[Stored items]
......

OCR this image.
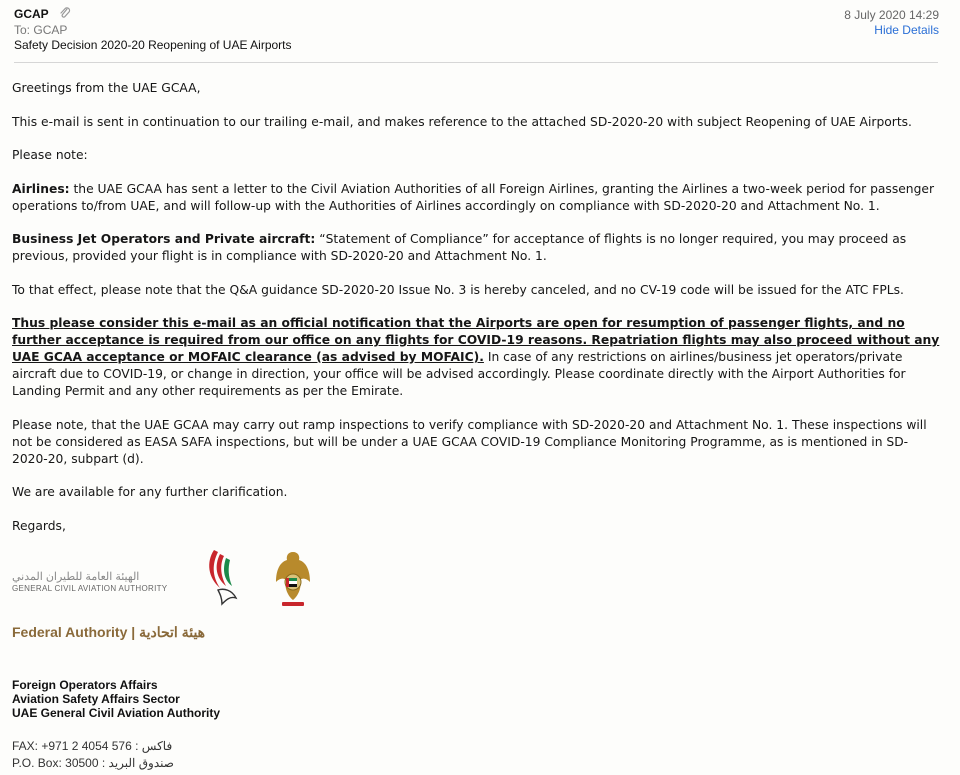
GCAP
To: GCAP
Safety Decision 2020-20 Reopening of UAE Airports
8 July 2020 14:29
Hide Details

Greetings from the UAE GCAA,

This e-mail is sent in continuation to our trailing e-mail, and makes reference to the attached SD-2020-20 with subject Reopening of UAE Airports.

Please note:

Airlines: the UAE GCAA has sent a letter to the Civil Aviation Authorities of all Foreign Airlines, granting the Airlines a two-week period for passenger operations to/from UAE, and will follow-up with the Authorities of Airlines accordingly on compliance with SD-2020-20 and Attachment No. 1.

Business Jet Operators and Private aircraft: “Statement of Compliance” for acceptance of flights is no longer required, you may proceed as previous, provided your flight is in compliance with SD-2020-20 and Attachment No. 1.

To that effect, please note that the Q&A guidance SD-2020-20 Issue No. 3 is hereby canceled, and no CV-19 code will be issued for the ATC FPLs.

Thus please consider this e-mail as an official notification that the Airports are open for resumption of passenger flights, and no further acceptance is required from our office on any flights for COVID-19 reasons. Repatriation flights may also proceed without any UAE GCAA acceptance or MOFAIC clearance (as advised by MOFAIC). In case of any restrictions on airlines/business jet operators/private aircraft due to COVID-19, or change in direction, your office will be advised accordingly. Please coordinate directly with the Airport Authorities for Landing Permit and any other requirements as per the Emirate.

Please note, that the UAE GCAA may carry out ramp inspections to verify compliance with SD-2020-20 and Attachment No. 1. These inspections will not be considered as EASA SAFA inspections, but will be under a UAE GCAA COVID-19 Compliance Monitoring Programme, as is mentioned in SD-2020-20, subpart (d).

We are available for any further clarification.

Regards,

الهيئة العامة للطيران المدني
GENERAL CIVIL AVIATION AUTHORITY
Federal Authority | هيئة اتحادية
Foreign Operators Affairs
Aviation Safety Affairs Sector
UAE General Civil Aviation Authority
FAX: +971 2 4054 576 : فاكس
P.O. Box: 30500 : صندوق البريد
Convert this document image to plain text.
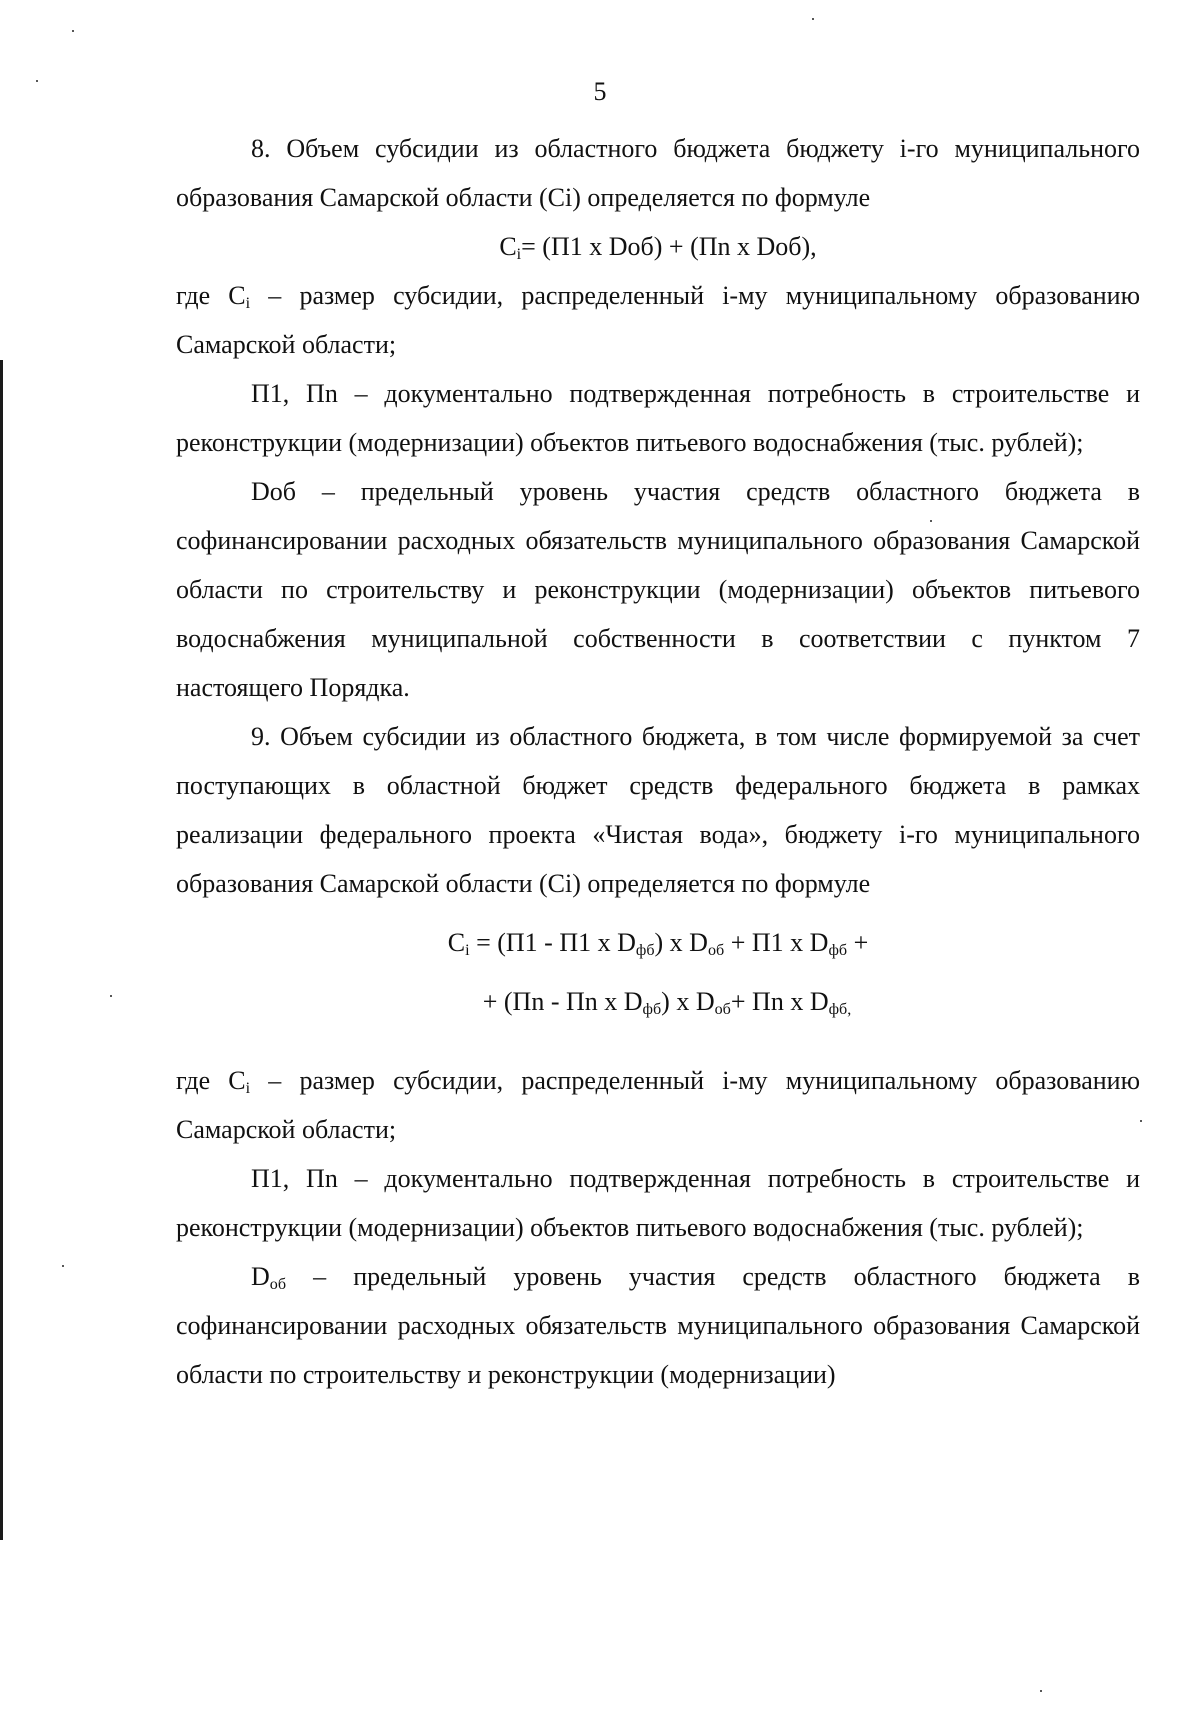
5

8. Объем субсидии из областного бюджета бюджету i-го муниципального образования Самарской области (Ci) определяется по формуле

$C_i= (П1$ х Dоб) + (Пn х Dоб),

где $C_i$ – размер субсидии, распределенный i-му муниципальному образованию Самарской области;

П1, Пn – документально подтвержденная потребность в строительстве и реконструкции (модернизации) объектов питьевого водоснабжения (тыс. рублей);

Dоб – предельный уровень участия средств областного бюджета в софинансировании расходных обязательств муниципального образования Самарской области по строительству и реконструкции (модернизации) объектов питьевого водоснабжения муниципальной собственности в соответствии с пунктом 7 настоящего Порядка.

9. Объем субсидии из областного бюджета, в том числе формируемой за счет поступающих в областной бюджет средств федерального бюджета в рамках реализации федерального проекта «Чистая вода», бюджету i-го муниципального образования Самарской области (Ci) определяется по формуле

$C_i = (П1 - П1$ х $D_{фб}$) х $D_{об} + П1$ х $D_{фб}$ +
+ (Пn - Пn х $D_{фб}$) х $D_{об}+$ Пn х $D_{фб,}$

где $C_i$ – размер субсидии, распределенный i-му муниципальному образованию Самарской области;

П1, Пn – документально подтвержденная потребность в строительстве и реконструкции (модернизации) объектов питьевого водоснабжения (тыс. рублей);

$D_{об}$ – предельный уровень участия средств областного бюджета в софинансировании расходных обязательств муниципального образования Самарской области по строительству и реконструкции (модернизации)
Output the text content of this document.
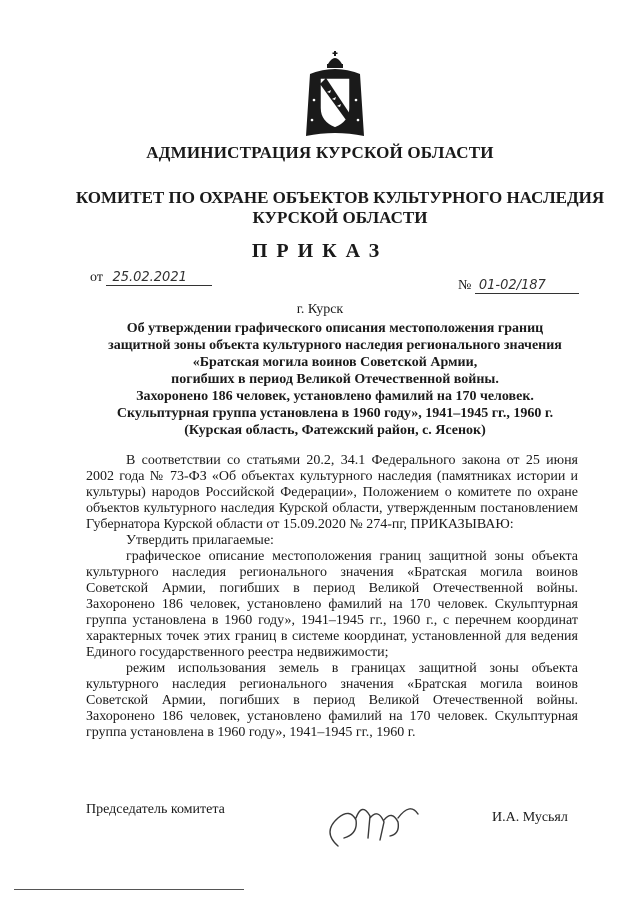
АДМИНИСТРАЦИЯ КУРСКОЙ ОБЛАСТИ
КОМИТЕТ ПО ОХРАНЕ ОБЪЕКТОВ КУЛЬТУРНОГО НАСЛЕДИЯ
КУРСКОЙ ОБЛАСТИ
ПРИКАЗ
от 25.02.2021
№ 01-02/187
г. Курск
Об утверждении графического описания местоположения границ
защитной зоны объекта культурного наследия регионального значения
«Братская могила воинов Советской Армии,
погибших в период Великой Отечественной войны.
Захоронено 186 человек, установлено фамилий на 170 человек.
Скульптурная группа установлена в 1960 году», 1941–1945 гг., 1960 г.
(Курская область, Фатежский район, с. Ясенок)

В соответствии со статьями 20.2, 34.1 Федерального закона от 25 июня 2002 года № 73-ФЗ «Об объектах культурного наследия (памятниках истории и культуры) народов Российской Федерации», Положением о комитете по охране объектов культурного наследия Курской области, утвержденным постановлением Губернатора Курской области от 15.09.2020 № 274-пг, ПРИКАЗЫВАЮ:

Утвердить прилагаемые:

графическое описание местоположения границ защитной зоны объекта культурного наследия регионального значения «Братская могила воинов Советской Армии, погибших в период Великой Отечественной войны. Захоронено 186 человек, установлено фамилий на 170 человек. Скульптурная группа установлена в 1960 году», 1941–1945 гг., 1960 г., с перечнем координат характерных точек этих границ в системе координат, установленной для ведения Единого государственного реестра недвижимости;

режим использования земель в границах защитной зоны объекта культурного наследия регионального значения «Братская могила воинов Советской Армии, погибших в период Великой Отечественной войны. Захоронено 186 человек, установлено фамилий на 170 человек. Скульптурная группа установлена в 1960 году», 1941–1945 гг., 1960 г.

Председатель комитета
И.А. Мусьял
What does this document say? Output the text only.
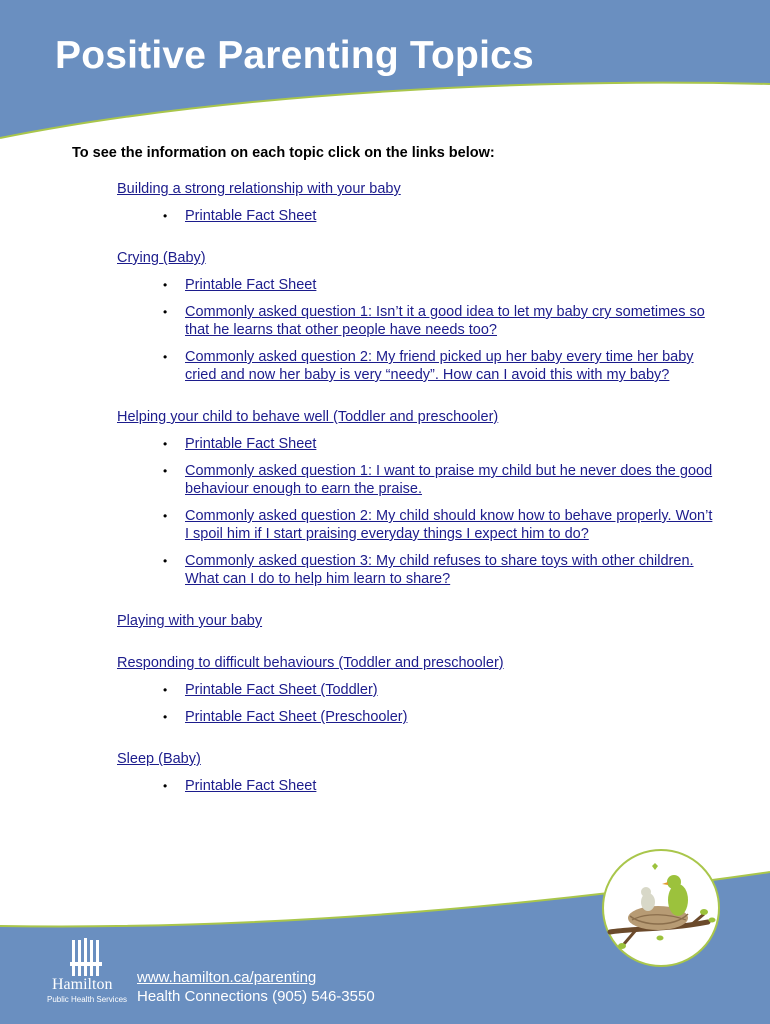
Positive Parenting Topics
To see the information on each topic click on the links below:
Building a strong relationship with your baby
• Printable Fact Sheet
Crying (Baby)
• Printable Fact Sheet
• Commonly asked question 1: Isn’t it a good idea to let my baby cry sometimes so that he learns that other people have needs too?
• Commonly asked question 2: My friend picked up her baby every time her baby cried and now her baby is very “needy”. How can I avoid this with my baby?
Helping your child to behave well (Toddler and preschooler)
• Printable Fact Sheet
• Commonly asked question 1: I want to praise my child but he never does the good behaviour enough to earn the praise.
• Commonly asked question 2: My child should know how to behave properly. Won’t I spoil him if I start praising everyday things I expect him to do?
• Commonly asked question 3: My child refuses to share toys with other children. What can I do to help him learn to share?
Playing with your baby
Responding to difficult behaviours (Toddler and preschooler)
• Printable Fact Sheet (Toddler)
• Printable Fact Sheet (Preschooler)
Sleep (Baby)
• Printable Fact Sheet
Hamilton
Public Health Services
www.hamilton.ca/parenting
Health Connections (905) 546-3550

......

**Exercise directions:** Working from the line that contains "What does this" to the last line of the listing, please quote each line exactly, pictures excluded.

**The completed task:**
What does this document say? Output the text only.
Positive Parenting Topics
To see the information on each topic click on the links below:
Building a strong relationship with your baby
• Printable Fact Sheet
Crying (Baby)
• Printable Fact Sheet
• Commonly asked question 1: Isn’t it a good idea to let my baby cry sometimes so that he learns that other people have needs too?
• Commonly asked question 2: My friend picked up her baby every time her baby cried and now her baby is very “needy”. How can I avoid this with my baby?
Helping your child to behave well (Toddler and preschooler)
• Printable Fact Sheet
• Commonly asked question 1: I want to praise my child but he never does the good behaviour enough to earn the praise.
• Commonly asked question 2: My child should know how to behave properly. Won’t I spoil him if I start praising everyday things I expect him to do?
• Commonly asked question 3: My child refuses to share toys with other children. What can I do to help him learn to share?
Playing with your baby
Responding to difficult behaviours (Toddler and preschooler)
• Printable Fact Sheet (Toddler)
• Printable Fact Sheet (Preschooler)
Sleep (Baby)
• Printable Fact Sheet
Hamilton
Public Health Services
www.hamilton.ca/parenting
Health Connections (905) 546-3550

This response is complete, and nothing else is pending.